• EXERCISE GOAL
Quote the full listing word for word.

(Records)
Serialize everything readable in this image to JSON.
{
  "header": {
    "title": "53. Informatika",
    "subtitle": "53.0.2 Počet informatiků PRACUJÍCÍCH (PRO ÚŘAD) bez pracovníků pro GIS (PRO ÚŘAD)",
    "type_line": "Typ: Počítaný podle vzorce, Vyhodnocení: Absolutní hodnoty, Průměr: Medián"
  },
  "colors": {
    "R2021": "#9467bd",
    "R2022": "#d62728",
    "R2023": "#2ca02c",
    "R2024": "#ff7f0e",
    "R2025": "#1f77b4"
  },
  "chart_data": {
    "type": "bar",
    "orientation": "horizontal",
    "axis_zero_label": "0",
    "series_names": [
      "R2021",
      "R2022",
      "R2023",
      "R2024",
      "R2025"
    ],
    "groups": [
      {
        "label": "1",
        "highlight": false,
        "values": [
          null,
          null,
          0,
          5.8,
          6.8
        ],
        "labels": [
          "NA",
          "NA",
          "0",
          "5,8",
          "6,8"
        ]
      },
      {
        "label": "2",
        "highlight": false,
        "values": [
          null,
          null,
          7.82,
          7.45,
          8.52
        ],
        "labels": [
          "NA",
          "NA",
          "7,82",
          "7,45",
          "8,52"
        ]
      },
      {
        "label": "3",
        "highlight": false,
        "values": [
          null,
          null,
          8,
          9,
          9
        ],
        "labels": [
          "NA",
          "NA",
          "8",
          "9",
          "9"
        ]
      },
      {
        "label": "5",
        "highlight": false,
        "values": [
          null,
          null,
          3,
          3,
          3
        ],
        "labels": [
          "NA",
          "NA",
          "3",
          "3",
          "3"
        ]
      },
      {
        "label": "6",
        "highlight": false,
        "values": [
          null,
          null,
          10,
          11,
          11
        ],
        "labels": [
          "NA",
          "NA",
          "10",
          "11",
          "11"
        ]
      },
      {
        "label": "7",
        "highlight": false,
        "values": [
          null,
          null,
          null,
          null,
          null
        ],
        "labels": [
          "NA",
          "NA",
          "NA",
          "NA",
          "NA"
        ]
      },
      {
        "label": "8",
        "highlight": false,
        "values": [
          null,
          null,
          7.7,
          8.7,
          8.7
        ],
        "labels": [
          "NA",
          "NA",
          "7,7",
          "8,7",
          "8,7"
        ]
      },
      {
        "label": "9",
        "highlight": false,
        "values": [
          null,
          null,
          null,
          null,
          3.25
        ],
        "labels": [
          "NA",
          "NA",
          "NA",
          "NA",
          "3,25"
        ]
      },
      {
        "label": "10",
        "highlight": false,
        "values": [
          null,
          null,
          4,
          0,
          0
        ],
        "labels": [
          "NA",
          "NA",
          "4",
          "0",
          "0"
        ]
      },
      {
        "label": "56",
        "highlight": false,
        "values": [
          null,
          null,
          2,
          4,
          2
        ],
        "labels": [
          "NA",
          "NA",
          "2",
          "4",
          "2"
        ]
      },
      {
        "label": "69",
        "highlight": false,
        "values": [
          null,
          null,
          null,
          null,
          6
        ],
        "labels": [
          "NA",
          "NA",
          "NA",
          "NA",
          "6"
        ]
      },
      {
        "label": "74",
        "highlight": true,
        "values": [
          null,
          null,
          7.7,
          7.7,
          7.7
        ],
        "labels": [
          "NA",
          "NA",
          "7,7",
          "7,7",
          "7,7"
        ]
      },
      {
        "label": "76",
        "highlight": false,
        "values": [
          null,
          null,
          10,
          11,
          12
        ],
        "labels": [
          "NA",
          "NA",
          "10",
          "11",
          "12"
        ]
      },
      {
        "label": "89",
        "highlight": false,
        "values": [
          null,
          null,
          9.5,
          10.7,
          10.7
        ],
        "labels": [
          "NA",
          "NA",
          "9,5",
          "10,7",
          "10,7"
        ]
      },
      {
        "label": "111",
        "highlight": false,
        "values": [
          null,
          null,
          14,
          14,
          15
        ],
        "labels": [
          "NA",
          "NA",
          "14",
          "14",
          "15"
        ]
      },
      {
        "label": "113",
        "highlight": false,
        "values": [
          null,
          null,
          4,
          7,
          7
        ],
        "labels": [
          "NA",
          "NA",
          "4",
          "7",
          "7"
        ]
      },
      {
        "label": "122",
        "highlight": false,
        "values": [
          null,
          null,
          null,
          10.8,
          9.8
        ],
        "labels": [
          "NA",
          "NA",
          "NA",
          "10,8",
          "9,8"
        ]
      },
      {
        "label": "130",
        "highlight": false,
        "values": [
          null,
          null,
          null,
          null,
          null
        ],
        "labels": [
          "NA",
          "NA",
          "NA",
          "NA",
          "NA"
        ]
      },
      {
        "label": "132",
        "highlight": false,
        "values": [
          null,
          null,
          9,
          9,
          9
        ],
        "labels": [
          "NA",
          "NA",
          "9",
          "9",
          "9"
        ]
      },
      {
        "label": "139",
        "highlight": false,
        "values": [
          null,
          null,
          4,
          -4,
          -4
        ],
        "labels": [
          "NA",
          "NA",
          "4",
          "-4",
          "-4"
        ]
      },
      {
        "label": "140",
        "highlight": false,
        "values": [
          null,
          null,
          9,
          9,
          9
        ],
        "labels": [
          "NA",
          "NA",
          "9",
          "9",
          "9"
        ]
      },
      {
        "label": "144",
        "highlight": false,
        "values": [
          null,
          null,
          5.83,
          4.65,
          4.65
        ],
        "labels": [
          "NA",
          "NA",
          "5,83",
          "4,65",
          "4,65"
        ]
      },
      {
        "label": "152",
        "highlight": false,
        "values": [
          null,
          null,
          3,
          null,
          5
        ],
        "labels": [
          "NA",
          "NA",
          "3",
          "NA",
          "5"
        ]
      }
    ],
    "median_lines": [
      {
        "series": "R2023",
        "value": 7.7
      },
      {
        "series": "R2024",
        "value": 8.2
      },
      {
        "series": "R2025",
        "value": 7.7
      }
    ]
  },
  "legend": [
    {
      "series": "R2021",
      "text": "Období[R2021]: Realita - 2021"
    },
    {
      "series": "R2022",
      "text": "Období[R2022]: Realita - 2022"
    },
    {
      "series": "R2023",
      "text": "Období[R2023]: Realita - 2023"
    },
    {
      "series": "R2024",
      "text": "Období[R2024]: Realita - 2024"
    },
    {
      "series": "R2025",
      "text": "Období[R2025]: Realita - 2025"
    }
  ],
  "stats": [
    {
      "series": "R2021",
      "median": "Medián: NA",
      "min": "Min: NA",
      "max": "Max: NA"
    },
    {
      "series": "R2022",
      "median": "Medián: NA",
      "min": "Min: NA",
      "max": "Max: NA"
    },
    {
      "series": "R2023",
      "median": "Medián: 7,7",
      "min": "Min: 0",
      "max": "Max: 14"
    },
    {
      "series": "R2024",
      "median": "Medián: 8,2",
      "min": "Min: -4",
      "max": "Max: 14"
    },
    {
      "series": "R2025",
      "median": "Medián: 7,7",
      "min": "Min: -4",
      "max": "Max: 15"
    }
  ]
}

• RESPONSE
Serialize everything readable in this image to JSON.
{
  "header": {
    "title": "53. Informatika",
    "subtitle": "53.0.2 Počet informatiků PRACUJÍCÍCH (PRO ÚŘAD) bez pracovníků pro GIS (PRO ÚŘAD)",
    "type_line": "Typ: Počítaný podle vzorce, Vyhodnocení: Absolutní hodnoty, Průměr: Medián"
  },
  "colors": {
    "R2021": "#9467bd",
    "R2022": "#d62728",
    "R2023": "#2ca02c",
    "R2024": "#ff7f0e",
    "R2025": "#1f77b4"
  },
  "chart_data": {
    "type": "bar",
    "orientation": "horizontal",
    "axis_zero_label": "0",
    "series_names": [
      "R2021",
      "R2022",
      "R2023",
      "R2024",
      "R2025"
    ],
    "groups": [
      {
        "label": "1",
        "highlight": false,
        "values": [
          null,
          null,
          0,
          5.8,
          6.8
        ],
        "labels": [
          "NA",
          "NA",
          "0",
          "5,8",
          "6,8"
        ]
      },
      {
        "label": "2",
        "highlight": false,
        "values": [
          null,
          null,
          7.82,
          7.45,
          8.52
        ],
        "labels": [
          "NA",
          "NA",
          "7,82",
          "7,45",
          "8,52"
        ]
      },
      {
        "label": "3",
        "highlight": false,
        "values": [
          null,
          null,
          8,
          9,
          9
        ],
        "labels": [
          "NA",
          "NA",
          "8",
          "9",
          "9"
        ]
      },
      {
        "label": "5",
        "highlight": false,
        "values": [
          null,
          null,
          3,
          3,
          3
        ],
        "labels": [
          "NA",
          "NA",
          "3",
          "3",
          "3"
        ]
      },
      {
        "label": "6",
        "highlight": false,
        "values": [
          null,
          null,
          10,
          11,
          11
        ],
        "labels": [
          "NA",
          "NA",
          "10",
          "11",
          "11"
        ]
      },
      {
        "label": "7",
        "highlight": false,
        "values": [
          null,
          null,
          null,
          null,
          null
        ],
        "labels": [
          "NA",
          "NA",
          "NA",
          "NA",
          "NA"
        ]
      },
      {
        "label": "8",
        "highlight": false,
        "values": [
          null,
          null,
          7.7,
          8.7,
          8.7
        ],
        "labels": [
          "NA",
          "NA",
          "7,7",
          "8,7",
          "8,7"
        ]
      },
      {
        "label": "9",
        "highlight": false,
        "values": [
          null,
          null,
          null,
          null,
          3.25
        ],
        "labels": [
          "NA",
          "NA",
          "NA",
          "NA",
          "3,25"
        ]
      },
      {
        "label": "10",
        "highlight": false,
        "values": [
          null,
          null,
          4,
          0,
          0
        ],
        "labels": [
          "NA",
          "NA",
          "4",
          "0",
          "0"
        ]
      },
      {
        "label": "56",
        "highlight": false,
        "values": [
          null,
          null,
          2,
          4,
          2
        ],
        "labels": [
          "NA",
          "NA",
          "2",
          "4",
          "2"
        ]
      },
      {
        "label": "69",
        "highlight": false,
        "values": [
          null,
          null,
          null,
          null,
          6
        ],
        "labels": [
          "NA",
          "NA",
          "NA",
          "NA",
          "6"
        ]
      },
      {
        "label": "74",
        "highlight": true,
        "values": [
          null,
          null,
          7.7,
          7.7,
          7.7
        ],
        "labels": [
          "NA",
          "NA",
          "7,7",
          "7,7",
          "7,7"
        ]
      },
      {
        "label": "76",
        "highlight": false,
        "values": [
          null,
          null,
          10,
          11,
          12
        ],
        "labels": [
          "NA",
          "NA",
          "10",
          "11",
          "12"
        ]
      },
      {
        "label": "89",
        "highlight": false,
        "values": [
          null,
          null,
          9.5,
          10.7,
          10.7
        ],
        "labels": [
          "NA",
          "NA",
          "9,5",
          "10,7",
          "10,7"
        ]
      },
      {
        "label": "111",
        "highlight": false,
        "values": [
          null,
          null,
          14,
          14,
          15
        ],
        "labels": [
          "NA",
          "NA",
          "14",
          "14",
          "15"
        ]
      },
      {
        "label": "113",
        "highlight": false,
        "values": [
          null,
          null,
          4,
          7,
          7
        ],
        "labels": [
          "NA",
          "NA",
          "4",
          "7",
          "7"
        ]
      },
      {
        "label": "122",
        "highlight": false,
        "values": [
          null,
          null,
          null,
          10.8,
          9.8
        ],
        "labels": [
          "NA",
          "NA",
          "NA",
          "10,8",
          "9,8"
        ]
      },
      {
        "label": "130",
        "highlight": false,
        "values": [
          null,
          null,
          null,
          null,
          null
        ],
        "labels": [
          "NA",
          "NA",
          "NA",
          "NA",
          "NA"
        ]
      },
      {
        "label": "132",
        "highlight": false,
        "values": [
          null,
          null,
          9,
          9,
          9
        ],
        "labels": [
          "NA",
          "NA",
          "9",
          "9",
          "9"
        ]
      },
      {
        "label": "139",
        "highlight": false,
        "values": [
          null,
          null,
          4,
          -4,
          -4
        ],
        "labels": [
          "NA",
          "NA",
          "4",
          "-4",
          "-4"
        ]
      },
      {
        "label": "140",
        "highlight": false,
        "values": [
          null,
          null,
          9,
          9,
          9
        ],
        "labels": [
          "NA",
          "NA",
          "9",
          "9",
          "9"
        ]
      },
      {
        "label": "144",
        "highlight": false,
        "values": [
          null,
          null,
          5.83,
          4.65,
          4.65
        ],
        "labels": [
          "NA",
          "NA",
          "5,83",
          "4,65",
          "4,65"
        ]
      },
      {
        "label": "152",
        "highlight": false,
        "values": [
          null,
          null,
          3,
          null,
          5
        ],
        "labels": [
          "NA",
          "NA",
          "3",
          "NA",
          "5"
        ]
      }
    ],
    "median_lines": [
      {
        "series": "R2023",
        "value": 7.7
      },
      {
        "series": "R2024",
        "value": 8.2
      },
      {
        "series": "R2025",
        "value": 7.7
      }
    ]
  },
  "legend": [
    {
      "series": "R2021",
      "text": "Období[R2021]: Realita - 2021"
    },
    {
      "series": "R2022",
      "text": "Období[R2022]: Realita - 2022"
    },
    {
      "series": "R2023",
      "text": "Období[R2023]: Realita - 2023"
    },
    {
      "series": "R2024",
      "text": "Období[R2024]: Realita - 2024"
    },
    {
      "series": "R2025",
      "text": "Období[R2025]: Realita - 2025"
    }
  ],
  "stats": [
    {
      "series": "R2021",
      "median": "Medián: NA",
      "min": "Min: NA",
      "max": "Max: NA"
    },
    {
      "series": "R2022",
      "median": "Medián: NA",
      "min": "Min: NA",
      "max": "Max: NA"
    },
    {
      "series": "R2023",
      "median": "Medián: 7,7",
      "min": "Min: 0",
      "max": "Max: 14"
    },
    {
      "series": "R2024",
      "median": "Medián: 8,2",
      "min": "Min: -4",
      "max": "Max: 14"
    },
    {
      "series": "R2025",
      "median": "Medián: 7,7",
      "min": "Min: -4",
      "max": "Max: 15"
    }
  ]
}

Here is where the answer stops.